**Entries shown:**
# # # # #

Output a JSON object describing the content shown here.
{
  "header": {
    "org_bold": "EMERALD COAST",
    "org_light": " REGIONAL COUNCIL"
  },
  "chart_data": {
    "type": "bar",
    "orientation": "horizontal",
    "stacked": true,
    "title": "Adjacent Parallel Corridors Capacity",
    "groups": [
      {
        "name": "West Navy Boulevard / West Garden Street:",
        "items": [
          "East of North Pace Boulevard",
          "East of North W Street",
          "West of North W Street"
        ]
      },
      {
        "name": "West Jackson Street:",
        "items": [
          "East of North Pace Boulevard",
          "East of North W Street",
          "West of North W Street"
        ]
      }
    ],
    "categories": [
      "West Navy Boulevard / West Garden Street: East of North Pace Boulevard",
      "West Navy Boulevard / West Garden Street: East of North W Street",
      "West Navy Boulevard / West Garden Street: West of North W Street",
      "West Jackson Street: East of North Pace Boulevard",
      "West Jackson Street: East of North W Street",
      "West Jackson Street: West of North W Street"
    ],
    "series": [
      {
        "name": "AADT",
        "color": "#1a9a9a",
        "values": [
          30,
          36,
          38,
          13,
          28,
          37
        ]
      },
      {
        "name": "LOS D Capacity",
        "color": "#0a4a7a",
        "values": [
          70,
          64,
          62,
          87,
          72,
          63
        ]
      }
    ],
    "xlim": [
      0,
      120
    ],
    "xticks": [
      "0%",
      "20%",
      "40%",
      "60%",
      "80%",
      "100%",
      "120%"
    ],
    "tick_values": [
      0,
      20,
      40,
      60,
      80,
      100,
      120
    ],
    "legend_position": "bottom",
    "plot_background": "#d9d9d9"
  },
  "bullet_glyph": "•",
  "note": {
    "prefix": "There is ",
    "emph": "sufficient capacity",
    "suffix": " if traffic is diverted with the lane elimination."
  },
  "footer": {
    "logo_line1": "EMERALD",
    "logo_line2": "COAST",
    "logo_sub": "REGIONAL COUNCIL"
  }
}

# # # # #

**Directions for this task:** How many lines of the entries above hold the string "EMERALD"? Reply with the number alone.

**Reply to the exercise:** 2